- [SET PROBLEM]: In the data below, locate each line with the word "title" and list it.

- [DATA TO USE]:
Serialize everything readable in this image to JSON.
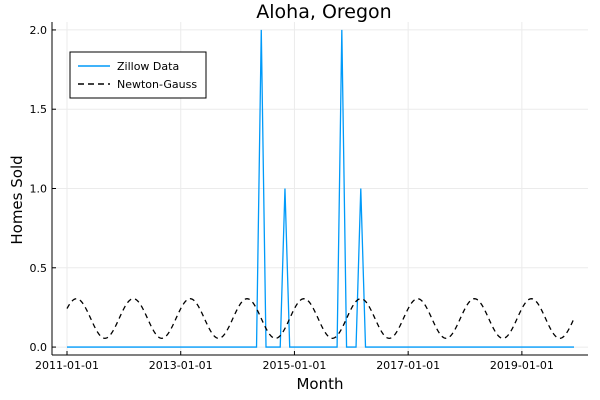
{
  "chart_data": {
    "type": "line",
    "title": "Aloha, Oregon",
    "xlabel": "Month",
    "ylabel": "Homes Sold",
    "x_ticks": [
      "2011-01-01",
      "2013-01-01",
      "2015-01-01",
      "2017-01-01",
      "2019-01-01"
    ],
    "y_ticks": [
      "0.0",
      "0.5",
      "1.0",
      "1.5",
      "2.0"
    ],
    "xlim": [
      "2011-01-01",
      "2019-12-01"
    ],
    "ylim": [
      -0.05,
      2.05
    ],
    "grid": true,
    "legend_position": "top-left",
    "series": [
      {
        "name": "Zillow Data",
        "color": "#009af9",
        "style": "solid",
        "points": [
          [
            "2011-01-01",
            0
          ],
          [
            "2014-05-01",
            0
          ],
          [
            "2014-06-01",
            2
          ],
          [
            "2014-07-01",
            0
          ],
          [
            "2014-10-01",
            0
          ],
          [
            "2014-11-01",
            1
          ],
          [
            "2014-12-01",
            0
          ],
          [
            "2015-10-01",
            0
          ],
          [
            "2015-11-01",
            2
          ],
          [
            "2015-12-01",
            0
          ],
          [
            "2016-02-01",
            0
          ],
          [
            "2016-03-01",
            1
          ],
          [
            "2016-04-01",
            0
          ],
          [
            "2019-12-01",
            0
          ]
        ]
      },
      {
        "name": "Newton-Gauss",
        "color": "#000000",
        "style": "dashed",
        "model": {
          "type": "sinusoid",
          "mean": 0.18,
          "amplitude": 0.125,
          "period_months": 12,
          "peak_month": 2
        },
        "start": "2011-01-01",
        "end": "2019-12-01"
      }
    ]
  }
}
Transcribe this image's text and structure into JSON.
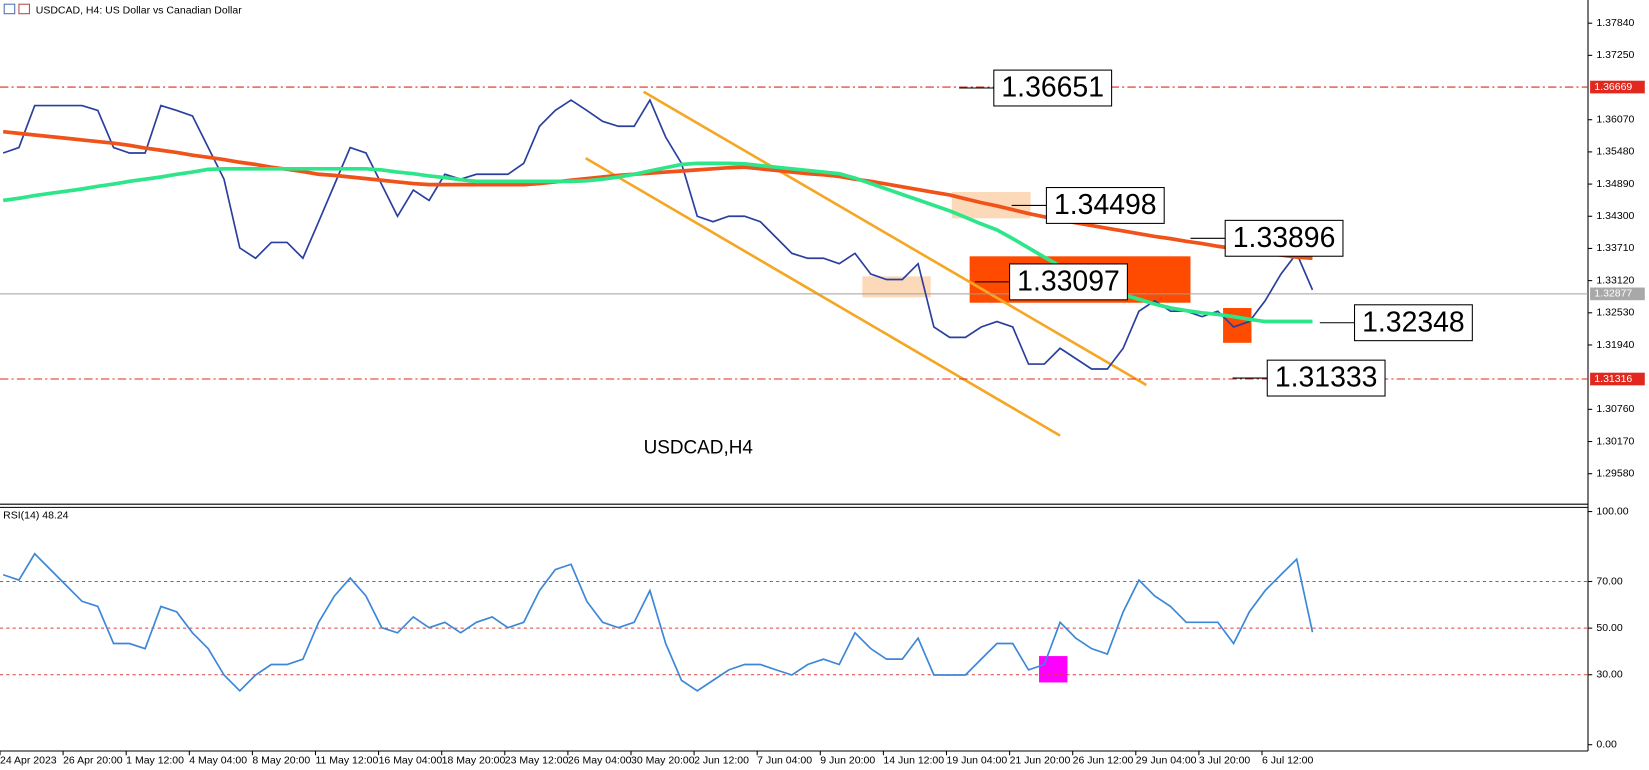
{
  "chart_data": [
    {
      "type": "line",
      "title": "USDCAD, H4:  US Dollar vs Canadian Dollar",
      "label": "USDCAD,H4",
      "categories": [
        "24 Apr 2023",
        null,
        null,
        null,
        "26 Apr 20:00",
        null,
        null,
        null,
        "1 May 12:00",
        null,
        null,
        null,
        "4 May 04:00",
        null,
        null,
        null,
        "8 May 20:00",
        null,
        null,
        null,
        "11 May 12:00",
        null,
        null,
        null,
        "16 May 04:00",
        null,
        null,
        null,
        "18 May 20:00",
        null,
        null,
        null,
        "23 May 12:00",
        null,
        null,
        null,
        "26 May 04:00",
        null,
        null,
        null,
        "30 May 20:00",
        null,
        null,
        null,
        "2 Jun 12:00",
        null,
        null,
        null,
        "7 Jun 04:00",
        null,
        null,
        null,
        "9 Jun 20:00",
        null,
        null,
        null,
        "14 Jun 12:00",
        null,
        null,
        null,
        "19 Jun 04:00",
        null,
        null,
        null,
        "21 Jun 20:00",
        null,
        null,
        null,
        "26 Jun 12:00",
        null,
        null,
        null,
        "29 Jun 04:00",
        null,
        null,
        null,
        "3 Jul 20:00",
        null,
        null,
        null,
        "6 Jul 12:00",
        null,
        null,
        null
      ],
      "series": [
        {
          "color": "#2a3f9e",
          "values": [
            1.3546,
            1.3556,
            1.3633,
            1.3633,
            1.3633,
            1.3633,
            1.3624,
            1.3556,
            1.3546,
            1.3546,
            1.3633,
            1.3624,
            1.3614,
            1.3556,
            1.3498,
            1.3372,
            1.3353,
            1.3382,
            1.3382,
            1.3353,
            1.342,
            1.3488,
            1.3556,
            1.3546,
            1.3488,
            1.343,
            1.3478,
            1.3459,
            1.3507,
            1.3498,
            1.3507,
            1.3507,
            1.3507,
            1.3527,
            1.3595,
            1.3624,
            1.3643,
            1.3624,
            1.3604,
            1.3595,
            1.3595,
            1.3643,
            1.3575,
            1.3527,
            1.343,
            1.342,
            1.343,
            1.343,
            1.342,
            1.3391,
            1.3362,
            1.3353,
            1.3353,
            1.3343,
            1.3362,
            1.3324,
            1.3314,
            1.3314,
            1.3343,
            1.3227,
            1.3208,
            1.3208,
            1.3227,
            1.3237,
            1.3227,
            1.3159,
            1.3159,
            1.3188,
            1.3169,
            1.315,
            1.315,
            1.3188,
            1.3256,
            1.3275,
            1.3256,
            1.3256,
            1.3246,
            1.3256,
            1.3227,
            1.3237,
            1.3275,
            1.3324,
            1.3362,
            1.3295
          ]
        },
        {
          "color": "#f0531a",
          "values": [
            1.3585,
            1.3582,
            1.3579,
            1.3576,
            1.3573,
            1.357,
            1.3567,
            1.3564,
            1.356,
            1.3555,
            1.3551,
            1.3547,
            1.3542,
            1.3538,
            1.3534,
            1.3529,
            1.3525,
            1.352,
            1.3516,
            1.3512,
            1.3507,
            1.3505,
            1.3502,
            1.3499,
            1.3496,
            1.3493,
            1.349,
            1.3488,
            1.3488,
            1.3488,
            1.3488,
            1.3488,
            1.3488,
            1.3488,
            1.349,
            1.3493,
            1.3496,
            1.3499,
            1.3502,
            1.3505,
            1.3507,
            1.3509,
            1.3511,
            1.3513,
            1.3515,
            1.3517,
            1.3519,
            1.352,
            1.3517,
            1.3514,
            1.3511,
            1.3508,
            1.3506,
            1.3503,
            1.3498,
            1.3494,
            1.3489,
            1.3484,
            1.3479,
            1.3474,
            1.3469,
            1.3462,
            1.3455,
            1.3449,
            1.3442,
            1.3435,
            1.3429,
            1.3423,
            1.3418,
            1.3413,
            1.3408,
            1.3403,
            1.3398,
            1.3393,
            1.3389,
            1.3384,
            1.338,
            1.3375,
            1.3371,
            1.3367,
            1.3362,
            1.3359,
            1.3355,
            1.3353
          ]
        },
        {
          "color": "#2ee58a",
          "values": [
            1.3459,
            1.3463,
            1.3468,
            1.3472,
            1.3476,
            1.348,
            1.3485,
            1.3489,
            1.3494,
            1.3498,
            1.3502,
            1.3507,
            1.3511,
            1.3516,
            1.3517,
            1.3517,
            1.3517,
            1.3517,
            1.3517,
            1.3517,
            1.3517,
            1.3517,
            1.3517,
            1.3517,
            1.3515,
            1.3511,
            1.3508,
            1.3504,
            1.3501,
            1.3497,
            1.3494,
            1.3494,
            1.3494,
            1.3494,
            1.3494,
            1.3494,
            1.3494,
            1.3495,
            1.3498,
            1.3502,
            1.3507,
            1.3513,
            1.3519,
            1.3525,
            1.3527,
            1.3527,
            1.3527,
            1.3526,
            1.3523,
            1.352,
            1.3517,
            1.3514,
            1.3511,
            1.3508,
            1.35,
            1.349,
            1.348,
            1.347,
            1.346,
            1.345,
            1.344,
            1.3428,
            1.3416,
            1.3405,
            1.3389,
            1.3372,
            1.3355,
            1.3339,
            1.3325,
            1.331,
            1.3295,
            1.3286,
            1.3278,
            1.3269,
            1.3262,
            1.3257,
            1.3253,
            1.325,
            1.3246,
            1.3241,
            1.3237,
            1.3237,
            1.3237,
            1.3237
          ]
        }
      ],
      "ylim": [
        1.29021,
        1.38265
      ],
      "yticks": [
        {
          "value": 1.3784,
          "label": "1.37840"
        },
        {
          "value": 1.3725,
          "label": "1.37250"
        },
        {
          "value": 1.3607,
          "label": "1.36070"
        },
        {
          "value": 1.3548,
          "label": "1.35480"
        },
        {
          "value": 1.3489,
          "label": "1.34890"
        },
        {
          "value": 1.343,
          "label": "1.34300"
        },
        {
          "value": 1.3371,
          "label": "1.33710"
        },
        {
          "value": 1.3312,
          "label": "1.33120"
        },
        {
          "value": 1.3253,
          "label": "1.32530"
        },
        {
          "value": 1.3194,
          "label": "1.31940"
        },
        {
          "value": 1.3076,
          "label": "1.30760"
        },
        {
          "value": 1.3017,
          "label": "1.30170"
        },
        {
          "value": 1.2958,
          "label": "1.29580"
        }
      ],
      "levels": [
        1.36669,
        1.31316
      ],
      "level_color": "#e0281e",
      "current_price": 1.32877,
      "annotations": [
        1.36651,
        1.34498,
        1.33896,
        1.33097,
        1.32348,
        1.31333
      ]
    },
    {
      "type": "line",
      "title": "RSI(14) 48.24",
      "series": [
        {
          "color": "#3d87d8",
          "values": [
            72.9,
            70.6,
            81.9,
            75.1,
            68.3,
            61.5,
            59.3,
            43.4,
            43.4,
            41.2,
            59.3,
            57.0,
            48.0,
            41.2,
            29.9,
            23.1,
            29.9,
            34.4,
            34.4,
            36.7,
            52.5,
            63.8,
            71.5,
            63.8,
            50.2,
            48.0,
            54.8,
            50.2,
            52.5,
            48.0,
            52.5,
            54.8,
            50.2,
            52.5,
            66.1,
            75.1,
            77.4,
            61.5,
            52.5,
            50.2,
            52.5,
            66.1,
            43.4,
            27.6,
            23.1,
            27.6,
            32.1,
            34.4,
            34.4,
            32.1,
            29.9,
            34.4,
            36.7,
            34.4,
            48.0,
            41.2,
            36.7,
            36.7,
            45.7,
            29.9,
            29.9,
            29.9,
            36.7,
            43.4,
            43.4,
            32.1,
            34.4,
            52.5,
            45.7,
            41.2,
            38.9,
            57.0,
            70.6,
            63.8,
            59.3,
            52.5,
            52.5,
            52.5,
            43.4,
            57.0,
            66.1,
            72.9,
            79.6,
            48.24
          ]
        }
      ],
      "ylim": [
        -2.7,
        101.8
      ],
      "yticks": [
        {
          "value": 100,
          "label": "100.00"
        },
        {
          "value": 70,
          "label": "70.00"
        },
        {
          "value": 50,
          "label": "50.00"
        },
        {
          "value": 30,
          "label": "30.00"
        },
        {
          "value": 0,
          "label": "0.00"
        }
      ],
      "levels": [
        70,
        50,
        30
      ],
      "level_color": "#d94040"
    }
  ]
}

- [TASK OUTPUT]:
    "title": "Aloha, Oregon",
      "title": "USDCAD, H4:  US Dollar vs Canadian Dollar",
      "title": "RSI(14) 48.24",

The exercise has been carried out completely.